Task description:
Determine how many lines contain the string "JSON", then reply with that figure only.

(Dataset items)
--

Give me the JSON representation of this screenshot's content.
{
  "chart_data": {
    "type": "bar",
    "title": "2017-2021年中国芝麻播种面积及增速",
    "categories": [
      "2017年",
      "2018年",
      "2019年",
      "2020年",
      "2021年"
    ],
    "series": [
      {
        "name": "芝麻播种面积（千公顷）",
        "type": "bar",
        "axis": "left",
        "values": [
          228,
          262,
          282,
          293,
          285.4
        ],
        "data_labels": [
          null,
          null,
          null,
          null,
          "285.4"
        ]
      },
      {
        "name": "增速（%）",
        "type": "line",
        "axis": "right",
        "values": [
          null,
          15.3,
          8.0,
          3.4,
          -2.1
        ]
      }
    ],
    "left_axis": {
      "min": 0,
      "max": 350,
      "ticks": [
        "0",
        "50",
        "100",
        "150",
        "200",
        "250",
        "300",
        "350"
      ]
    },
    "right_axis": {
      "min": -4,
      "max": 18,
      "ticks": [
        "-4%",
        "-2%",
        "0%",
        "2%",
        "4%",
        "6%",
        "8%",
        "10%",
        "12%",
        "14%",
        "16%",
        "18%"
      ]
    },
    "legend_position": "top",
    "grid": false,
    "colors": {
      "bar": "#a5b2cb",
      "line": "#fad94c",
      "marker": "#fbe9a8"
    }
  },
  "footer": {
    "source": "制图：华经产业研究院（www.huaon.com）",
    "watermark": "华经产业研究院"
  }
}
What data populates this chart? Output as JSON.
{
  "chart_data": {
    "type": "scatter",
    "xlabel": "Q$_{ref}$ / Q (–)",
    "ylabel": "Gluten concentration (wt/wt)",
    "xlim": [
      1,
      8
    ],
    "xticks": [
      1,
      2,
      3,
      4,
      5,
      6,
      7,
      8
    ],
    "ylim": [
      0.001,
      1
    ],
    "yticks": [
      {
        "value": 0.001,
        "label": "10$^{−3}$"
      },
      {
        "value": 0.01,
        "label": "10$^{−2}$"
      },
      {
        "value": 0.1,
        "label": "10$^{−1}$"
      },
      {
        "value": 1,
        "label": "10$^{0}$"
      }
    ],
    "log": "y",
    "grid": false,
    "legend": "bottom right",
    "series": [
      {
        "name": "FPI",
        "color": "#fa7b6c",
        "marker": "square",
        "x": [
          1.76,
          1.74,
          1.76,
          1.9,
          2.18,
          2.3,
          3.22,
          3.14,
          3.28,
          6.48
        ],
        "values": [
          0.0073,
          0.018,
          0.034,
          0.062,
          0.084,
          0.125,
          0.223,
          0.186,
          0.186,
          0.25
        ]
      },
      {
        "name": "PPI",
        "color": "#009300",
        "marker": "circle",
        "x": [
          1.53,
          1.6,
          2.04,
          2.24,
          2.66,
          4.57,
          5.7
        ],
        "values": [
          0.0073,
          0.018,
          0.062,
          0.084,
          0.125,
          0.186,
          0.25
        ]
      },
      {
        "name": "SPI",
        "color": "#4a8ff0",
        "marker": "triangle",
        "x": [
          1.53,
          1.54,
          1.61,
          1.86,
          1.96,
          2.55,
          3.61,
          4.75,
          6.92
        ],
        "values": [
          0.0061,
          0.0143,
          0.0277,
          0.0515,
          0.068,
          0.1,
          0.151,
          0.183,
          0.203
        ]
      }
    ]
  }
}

--

Written answer:
2